[What you are asked to do]: Reproduce each of the items below word for word, leaving out the pictures.

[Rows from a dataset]

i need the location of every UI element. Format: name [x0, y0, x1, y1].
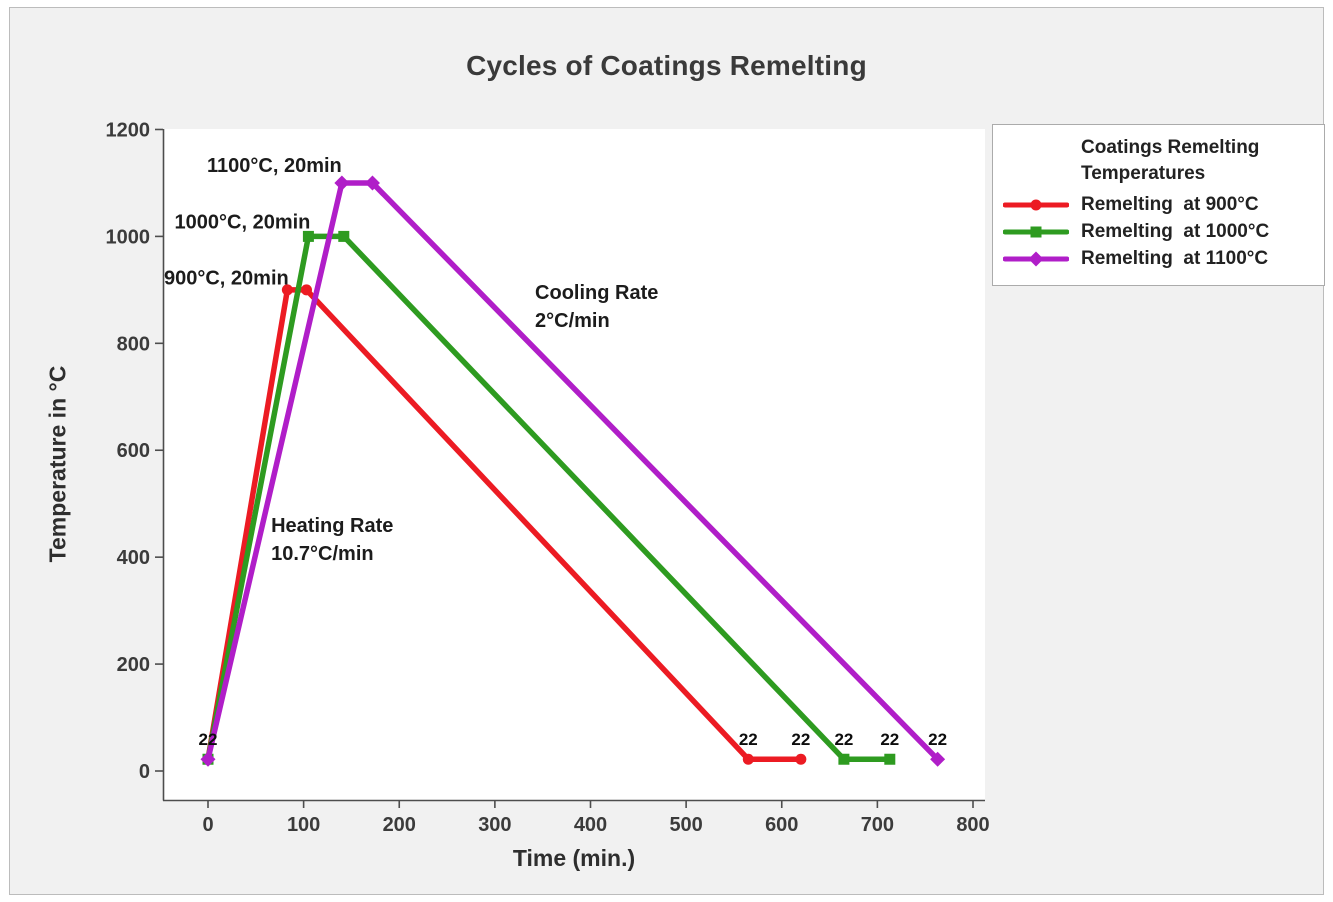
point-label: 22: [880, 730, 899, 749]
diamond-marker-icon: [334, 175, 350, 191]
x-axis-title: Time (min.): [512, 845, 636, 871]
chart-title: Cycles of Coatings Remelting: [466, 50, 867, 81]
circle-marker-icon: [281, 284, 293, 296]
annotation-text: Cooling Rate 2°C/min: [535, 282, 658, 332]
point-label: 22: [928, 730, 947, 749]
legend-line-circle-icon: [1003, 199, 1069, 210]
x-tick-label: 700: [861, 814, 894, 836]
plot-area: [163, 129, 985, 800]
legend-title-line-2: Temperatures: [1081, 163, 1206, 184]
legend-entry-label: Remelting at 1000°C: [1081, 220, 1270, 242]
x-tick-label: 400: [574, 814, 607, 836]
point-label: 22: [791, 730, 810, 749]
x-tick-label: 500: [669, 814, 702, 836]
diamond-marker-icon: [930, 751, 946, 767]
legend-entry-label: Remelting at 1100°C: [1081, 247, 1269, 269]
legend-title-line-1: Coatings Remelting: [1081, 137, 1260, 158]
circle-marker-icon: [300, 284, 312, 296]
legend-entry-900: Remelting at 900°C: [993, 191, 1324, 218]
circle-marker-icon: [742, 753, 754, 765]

[Problem solution]:
i need the location of every UI element. Format: name [x0, y0, x1, y1].
point-label: 22: [880, 730, 899, 749]
diamond-marker-icon: [334, 175, 350, 191]
x-axis-title: Time (min.): [512, 845, 636, 871]
chart-title: Cycles of Coatings Remelting: [466, 50, 867, 81]
circle-marker-icon: [281, 284, 293, 296]
annotation-text: Cooling Rate 2°C/min: [535, 282, 658, 332]
point-label: 22: [928, 730, 947, 749]
legend-line-circle-icon: [1003, 199, 1069, 210]
x-tick-label: 700: [861, 814, 894, 836]
plot-area: [163, 129, 985, 800]
legend-title-line-2: Temperatures: [1081, 163, 1206, 184]
legend-entry-label: Remelting at 1000°C: [1081, 220, 1270, 242]
x-tick-label: 400: [574, 814, 607, 836]
point-label: 22: [791, 730, 810, 749]
x-tick-label: 500: [669, 814, 702, 836]
diamond-marker-icon: [930, 751, 946, 767]
legend-entry-label: Remelting at 1100°C: [1081, 247, 1269, 269]
legend-title-line-1: Coatings Remelting: [1081, 137, 1260, 158]
circle-marker-icon: [300, 284, 312, 296]
legend-entry-900: Remelting at 900°C: [993, 191, 1324, 218]
circle-marker-icon: [742, 753, 754, 765]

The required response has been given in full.